[Collected data entries]
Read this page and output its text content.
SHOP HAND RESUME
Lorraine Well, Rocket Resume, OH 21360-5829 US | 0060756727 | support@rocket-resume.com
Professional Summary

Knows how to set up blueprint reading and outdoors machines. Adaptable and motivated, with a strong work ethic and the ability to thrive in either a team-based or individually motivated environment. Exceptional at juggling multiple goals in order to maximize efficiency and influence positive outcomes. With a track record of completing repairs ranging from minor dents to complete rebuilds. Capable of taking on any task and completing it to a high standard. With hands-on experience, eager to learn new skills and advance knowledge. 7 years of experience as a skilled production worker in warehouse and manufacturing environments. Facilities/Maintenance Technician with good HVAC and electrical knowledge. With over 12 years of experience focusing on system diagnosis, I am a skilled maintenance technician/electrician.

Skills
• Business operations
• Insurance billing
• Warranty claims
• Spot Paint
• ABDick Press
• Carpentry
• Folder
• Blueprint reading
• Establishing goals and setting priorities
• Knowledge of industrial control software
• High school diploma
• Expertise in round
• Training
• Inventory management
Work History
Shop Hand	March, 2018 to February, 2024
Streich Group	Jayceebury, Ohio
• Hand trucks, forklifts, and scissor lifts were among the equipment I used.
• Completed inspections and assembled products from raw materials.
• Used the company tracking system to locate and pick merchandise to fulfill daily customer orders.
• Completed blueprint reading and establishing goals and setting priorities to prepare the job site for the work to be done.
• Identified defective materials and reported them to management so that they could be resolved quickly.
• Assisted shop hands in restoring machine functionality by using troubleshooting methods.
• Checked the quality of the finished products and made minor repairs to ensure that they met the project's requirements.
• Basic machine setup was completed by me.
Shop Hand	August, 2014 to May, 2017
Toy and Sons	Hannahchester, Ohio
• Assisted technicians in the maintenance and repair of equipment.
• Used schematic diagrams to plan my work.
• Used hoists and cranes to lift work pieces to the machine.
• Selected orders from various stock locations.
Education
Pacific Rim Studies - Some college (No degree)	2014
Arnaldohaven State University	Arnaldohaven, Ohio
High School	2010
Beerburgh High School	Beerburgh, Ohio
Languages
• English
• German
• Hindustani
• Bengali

**AIM:** Copy down every line of the entries containing the word "equipment".

**ANSWER TO THIS PROBLEM:**
• Hand trucks, forklifts, and scissor lifts were among the equipment I used.
• Assisted technicians in the maintenance and repair of equipment.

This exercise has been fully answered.